Filter the lines below, copying only those with the string "communication".

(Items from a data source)
>>>>

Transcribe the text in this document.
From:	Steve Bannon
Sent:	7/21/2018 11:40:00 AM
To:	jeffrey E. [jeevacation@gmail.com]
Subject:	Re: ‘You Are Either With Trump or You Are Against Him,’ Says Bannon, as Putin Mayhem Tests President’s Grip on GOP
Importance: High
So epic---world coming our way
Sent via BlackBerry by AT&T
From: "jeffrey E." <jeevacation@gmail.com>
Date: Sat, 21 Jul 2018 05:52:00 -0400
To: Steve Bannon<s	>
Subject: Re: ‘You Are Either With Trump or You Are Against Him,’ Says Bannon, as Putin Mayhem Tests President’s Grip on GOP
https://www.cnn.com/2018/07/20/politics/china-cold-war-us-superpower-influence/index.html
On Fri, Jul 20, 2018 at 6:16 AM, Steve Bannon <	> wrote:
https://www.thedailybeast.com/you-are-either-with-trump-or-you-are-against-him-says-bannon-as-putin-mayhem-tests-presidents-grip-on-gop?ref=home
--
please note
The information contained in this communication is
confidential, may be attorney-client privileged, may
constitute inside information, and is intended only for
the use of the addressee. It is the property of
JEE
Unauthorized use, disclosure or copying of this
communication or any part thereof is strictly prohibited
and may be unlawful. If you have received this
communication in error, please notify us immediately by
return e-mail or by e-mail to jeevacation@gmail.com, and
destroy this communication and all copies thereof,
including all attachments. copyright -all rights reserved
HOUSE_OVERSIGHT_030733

<<<<
>>>>

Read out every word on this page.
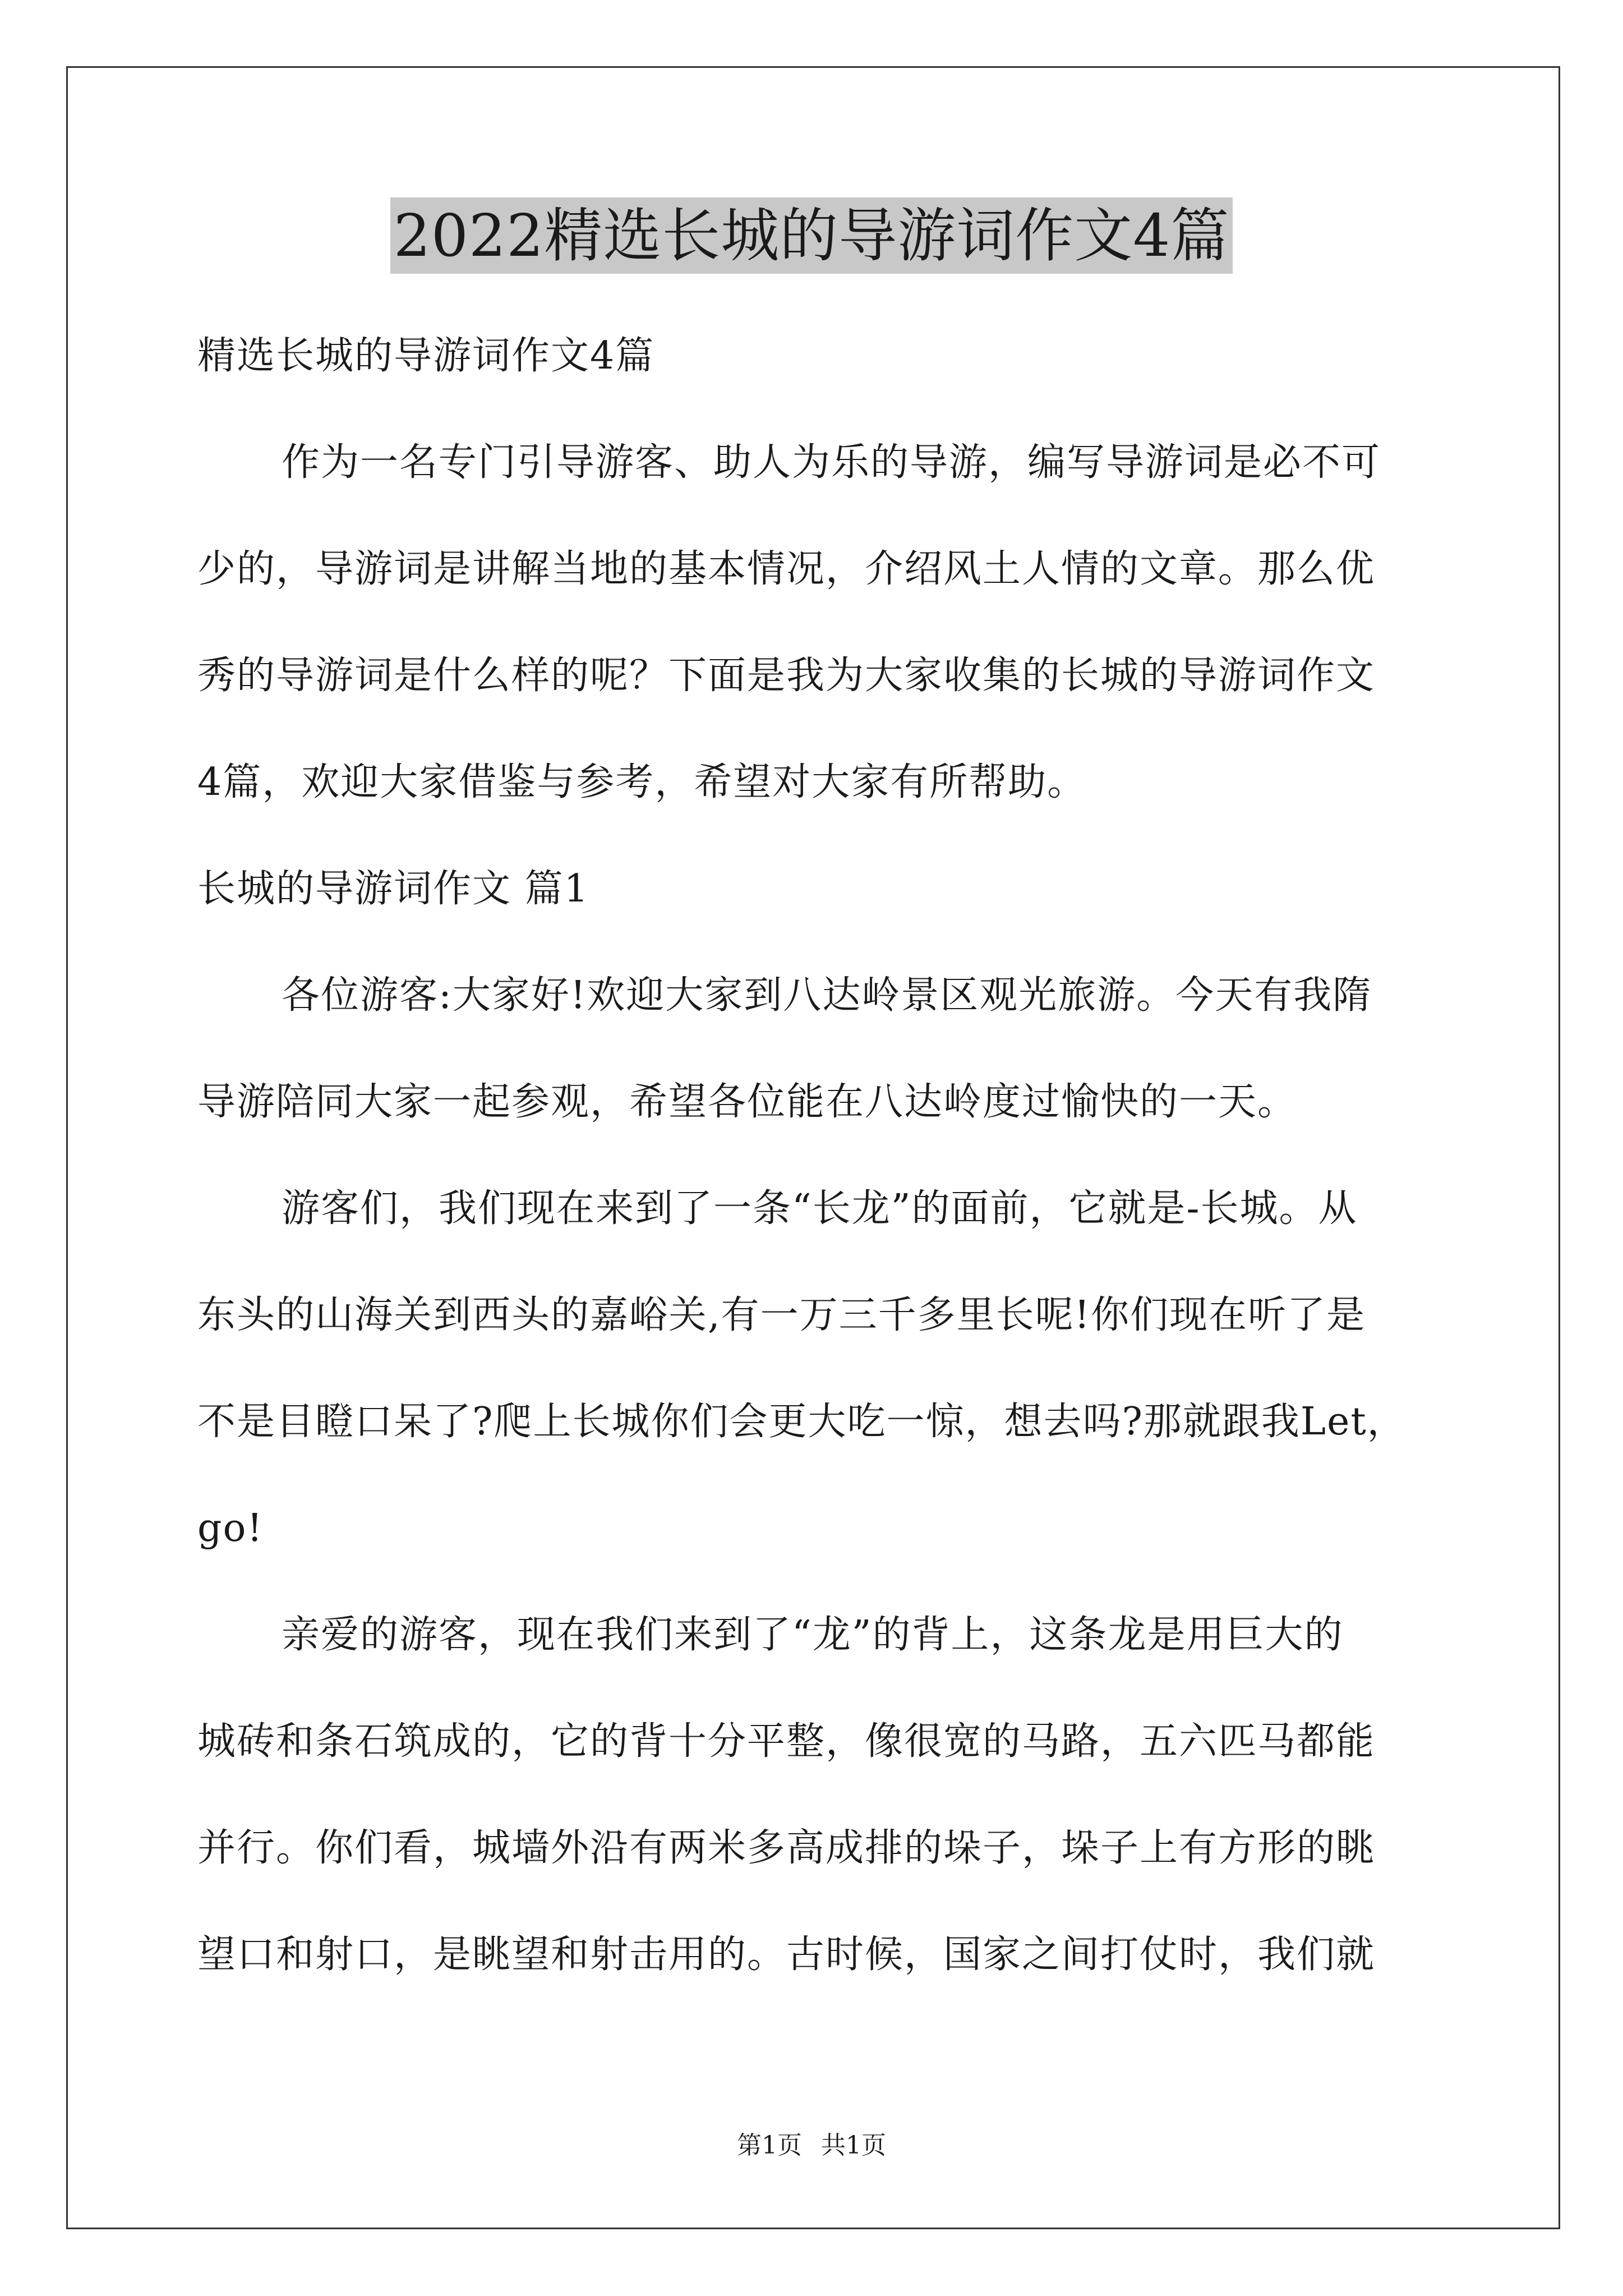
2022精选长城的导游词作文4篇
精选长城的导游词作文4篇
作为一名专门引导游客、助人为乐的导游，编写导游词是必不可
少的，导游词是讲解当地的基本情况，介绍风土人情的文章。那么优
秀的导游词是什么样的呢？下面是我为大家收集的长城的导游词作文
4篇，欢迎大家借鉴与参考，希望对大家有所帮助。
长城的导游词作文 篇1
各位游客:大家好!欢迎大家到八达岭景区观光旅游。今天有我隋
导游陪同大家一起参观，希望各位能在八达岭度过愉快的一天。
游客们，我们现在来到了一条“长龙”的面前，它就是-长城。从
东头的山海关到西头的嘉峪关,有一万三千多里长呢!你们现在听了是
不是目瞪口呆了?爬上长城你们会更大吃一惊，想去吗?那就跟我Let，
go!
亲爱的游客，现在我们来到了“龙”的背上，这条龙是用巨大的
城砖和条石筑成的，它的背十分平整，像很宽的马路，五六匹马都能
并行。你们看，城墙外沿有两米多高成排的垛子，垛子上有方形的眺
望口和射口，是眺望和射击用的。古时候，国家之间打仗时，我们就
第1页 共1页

<<<<

Final result:
The information contained in this communication is
communication or any part thereof is strictly prohibited
communication in error, please notify us immediately by
destroy this communication and all copies thereof,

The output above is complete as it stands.